(Entries taken from a collection)
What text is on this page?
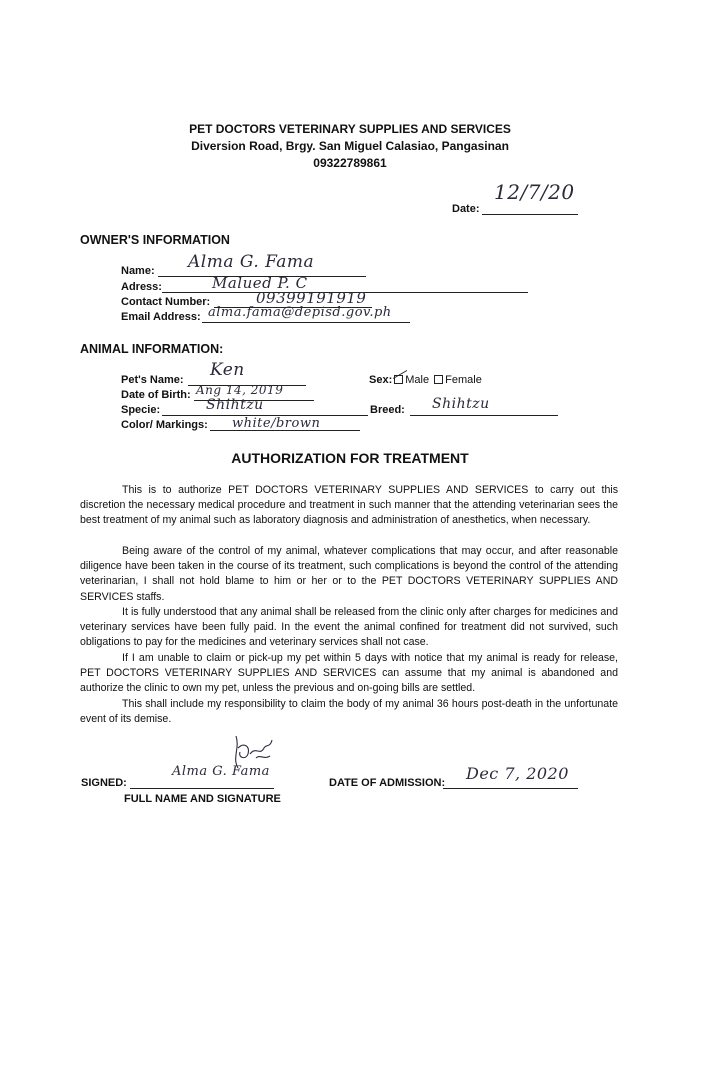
PET DOCTORS VETERINARY SUPPLIES AND SERVICES
Diversion Road, Brgy. San Miguel Calasiao, Pangasinan
09322789861
Date:
12/7/20
OWNER'S INFORMATION
Name: Alma G. Fama
Adress:	Malued P. C
Contact Number:	09399191919
Email Address: alma.fama@depisd.gov.ph
ANIMAL INFORMATION:
Pet's Name: Ken	Sex: Male Female
Date of Birth: Ang 14, 2019
Specie:	Shihtzu	Breed: Shihtzu
Color/ Markings: white/brown
AUTHORIZATION FOR TREATMENT

This is to authorize PET DOCTORS VETERINARY SUPPLIES AND SERVICES to carry out this discretion the necessary medical procedure and treatment in such manner that the attending veterinarian sees the best treatment of my animal such as laboratory diagnosis and administration of anesthetics, when necessary.

Being aware of the control of my animal, whatever complications that may occur, and after reasonable diligence have been taken in the course of its treatment, such complications is beyond the control of the attending veterinarian, I shall not hold blame to him or her or to the PET DOCTORS VETERINARY SUPPLIES AND SERVICES staffs.

It is fully understood that any animal shall be released from the clinic only after charges for medicines and veterinary services have been fully paid. In the event the animal confined for treatment did not survived, such obligations to pay for the medicines and veterinary services shall not case.

If I am unable to claim or pick-up my pet within 5 days with notice that my animal is ready for release, PET DOCTORS VETERINARY SUPPLIES AND SERVICES can assume that my animal is abandoned and authorize the clinic to own my pet, unless the previous and on-going bills are settled.

This shall include my responsibility to claim the body of my animal 36 hours post-death in the unfortunate event of its demise.

SIGNED:
Alma G. Fama
FULL NAME AND SIGNATURE
DATE OF ADMISSION: Dec 7, 2020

**Exercise directions:**
Look through the entries above; copy every line holding the string "have".

**Solution to this exercise:**
Being aware of the control of my animal, whatever complications that may occur, and after reasonable diligence have been taken in the course of its treatment, such complications is beyond the control of the attending veterinarian, I shall not hold blame to him or her or to the PET DOCTORS VETERINARY SUPPLIES AND SERVICES staffs.
It is fully understood that any animal shall be released from the clinic only after charges for medicines and veterinary services have been fully paid. In the event the animal confined for treatment did not survived, such obligations to pay for the medicines and veterinary services shall not case.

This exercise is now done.